## What the task requires
Reproduce the rows verbatim, from the line containing "temperature-legend: -38 -34" through the line containing "legend-tick-label: -6 (604, 730, 612, 739)", both lines included.

## Input for this task

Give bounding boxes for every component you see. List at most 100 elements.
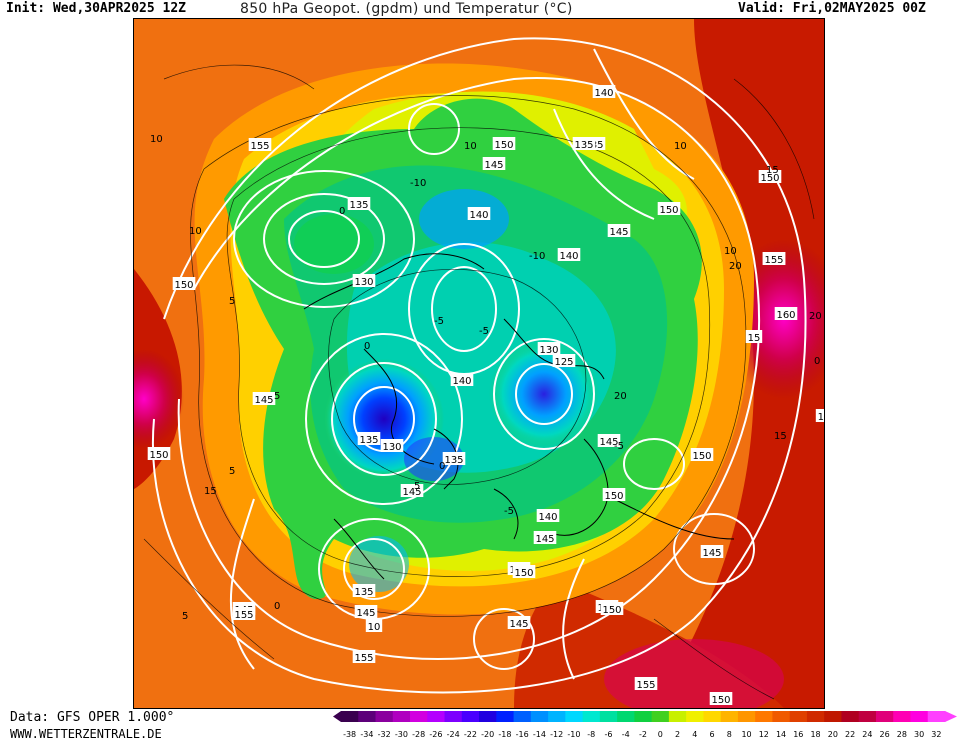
temperature-legend: -38 -34 -32 -30 -28 -26 -24 -22 -20 -18 -16 -14 -12-… (333, 711, 959, 741)
temperature-label: 20 (614, 391, 627, 402)
legend-swatch (686, 711, 704, 722)
temperature-label: 10 (150, 134, 163, 145)
geopotential-label: 125 (552, 354, 576, 368)
legend-tick-label: -14 (533, 730, 546, 739)
geopotential-label: 140 (592, 85, 616, 99)
init-time: Init: Wed,30APR2025 12Z (6, 1, 187, 16)
geopotential-label: 145 (507, 616, 531, 630)
temperature-label: 10 (189, 226, 202, 237)
geopotential-label: 150 (657, 202, 681, 216)
geopotential-label: 135 (572, 137, 596, 151)
geopotential-label: 155 (762, 252, 786, 266)
legend-swatch (858, 711, 877, 722)
geopotential-label: 150 (600, 602, 624, 616)
legend-tick-label: 30 (914, 730, 924, 739)
temperature-label: -5 (614, 441, 624, 452)
legend-swatch (599, 711, 618, 722)
legend-tick-label: -22 (464, 730, 477, 739)
legend-tick-label: 20 (828, 730, 838, 739)
geopotential-label: 145 (597, 434, 621, 448)
svg-text:150: 150 (659, 205, 678, 216)
geopotential-label: 145 (700, 545, 724, 559)
temperature-label: 15 (774, 431, 787, 442)
geopotential-label: 150 (172, 277, 196, 291)
legend-tick-label: 8 (727, 730, 732, 739)
svg-text:145: 145 (599, 437, 618, 448)
legend-tick-label: -10 (567, 730, 580, 739)
legend-tick-label: -6 (604, 730, 612, 739)
legend-swatch (703, 711, 722, 722)
legend-tick-label: -8 (587, 730, 595, 739)
svg-text:150: 150 (514, 568, 533, 579)
geopotential-label: 150 (602, 488, 626, 502)
legend-tick-label: 32 (931, 730, 941, 739)
legend-swatch (651, 711, 670, 722)
legend-swatch (910, 711, 929, 722)
geopotential-label: 140 (536, 509, 560, 523)
legend-tick-label: -30 (395, 730, 408, 739)
temperature-label: -10 (410, 178, 426, 189)
legend-swatch (392, 711, 411, 722)
legend-tick-label: -2 (639, 730, 647, 739)
geopotential-label: 140 (450, 373, 474, 387)
svg-text:150: 150 (604, 491, 623, 502)
legend-tick-label: -38 (343, 730, 356, 739)
legend-tick-label: 16 (793, 730, 803, 739)
data-source: Data: GFS OPER 1.000° (10, 710, 175, 725)
temperature-label: 5 (414, 481, 420, 492)
geopotential-label: 155 (232, 607, 256, 621)
legend-tick-label: 24 (862, 730, 872, 739)
legend-swatch (634, 711, 653, 722)
legend-swatch (341, 711, 359, 722)
geopotential-label: 150 (147, 447, 171, 461)
legend-swatch (789, 711, 808, 722)
geopotential-label: 145 (400, 484, 424, 498)
temperature-label: 15 (766, 165, 779, 176)
legend-tick-label: -28 (412, 730, 425, 739)
geopotential-label: 135 (442, 452, 466, 466)
geopotential-label: 150 (758, 170, 782, 184)
svg-text:145: 145 (484, 160, 503, 171)
legend-arrow-right (945, 711, 957, 722)
svg-text:145: 145 (402, 487, 421, 498)
temperature-label: 5 (182, 611, 188, 622)
legend-tick-label: -4 (622, 730, 630, 739)
legend-tick-label: -24 (447, 730, 460, 739)
legend-tick-label: 6 (709, 730, 714, 739)
svg-text:140: 140 (594, 88, 613, 99)
temperature-label: 10 (724, 246, 737, 257)
svg-text:155: 155 (354, 653, 373, 664)
legend-swatch (548, 711, 566, 722)
legend-tick-label: 26 (880, 730, 890, 739)
legend-tick-label: -16 (516, 730, 529, 739)
temperature-label: -5 (504, 506, 514, 517)
svg-text:130: 130 (382, 442, 401, 453)
legend-swatch (617, 711, 635, 722)
legend-tick-label: 10 (741, 730, 751, 739)
legend-swatch (427, 711, 446, 722)
temperature-label: 0 (364, 341, 370, 352)
svg-text:135: 135 (359, 435, 378, 446)
legend-swatch (410, 711, 428, 722)
legend-swatch (582, 711, 601, 722)
svg-text:125: 125 (554, 357, 573, 368)
svg-text:155: 155 (764, 255, 783, 266)
heat-core-west (134, 349, 184, 449)
legend-swatch (806, 711, 825, 722)
geopotential-label: 15 (745, 330, 763, 344)
geopotential-label: 155 (248, 138, 272, 152)
geopotential-label: 150 (512, 565, 536, 579)
geopotential-label: 150 (690, 448, 714, 462)
legend-swatch (755, 711, 773, 722)
website: WWW.WETTERZENTRALE.DE (10, 727, 162, 741)
geopotential-label: 155 (634, 677, 658, 691)
legend-swatch (565, 711, 584, 722)
svg-text:130: 130 (354, 277, 373, 288)
legend-tick-label: 22 (845, 730, 855, 739)
legend-tick-label: 28 (897, 730, 907, 739)
geopotential-label: 140 (557, 248, 581, 262)
geopotential-label: 135 (352, 584, 376, 598)
svg-text:135: 135 (354, 587, 373, 598)
svg-text:130: 130 (539, 345, 558, 356)
geopotential-label: 150 (709, 692, 733, 706)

## Worked answer
temperature-legend: -38 -34 -32 -30 -28 -26 -24 -22 -20 -18 -16 -14 -12-… (333, 711, 959, 741)
temperature-label: 20 (614, 391, 627, 402)
legend-swatch (686, 711, 704, 722)
temperature-label: 10 (150, 134, 163, 145)
geopotential-label: 125 (552, 354, 576, 368)
legend-tick-label: -14 (533, 730, 546, 739)
geopotential-label: 140 (592, 85, 616, 99)
init-time: Init: Wed,30APR2025 12Z (6, 1, 187, 16)
geopotential-label: 145 (507, 616, 531, 630)
temperature-label: 10 (189, 226, 202, 237)
geopotential-label: 150 (657, 202, 681, 216)
geopotential-label: 135 (572, 137, 596, 151)
geopotential-label: 155 (762, 252, 786, 266)
legend-swatch (858, 711, 877, 722)
geopotential-label: 150 (600, 602, 624, 616)
legend-tick-label: 30 (914, 730, 924, 739)
temperature-label: -5 (614, 441, 624, 452)
legend-swatch (599, 711, 618, 722)
legend-tick-label: -22 (464, 730, 477, 739)
legend-tick-label: 20 (828, 730, 838, 739)
geopotential-label: 145 (597, 434, 621, 448)
svg-text:150: 150 (659, 205, 678, 216)
geopotential-label: 145 (700, 545, 724, 559)
temperature-label: 15 (774, 431, 787, 442)
geopotential-label: 150 (172, 277, 196, 291)
legend-tick-label: 8 (727, 730, 732, 739)
svg-text:145: 145 (599, 437, 618, 448)
legend-tick-label: -10 (567, 730, 580, 739)
legend-tick-label: -6 (604, 730, 612, 739)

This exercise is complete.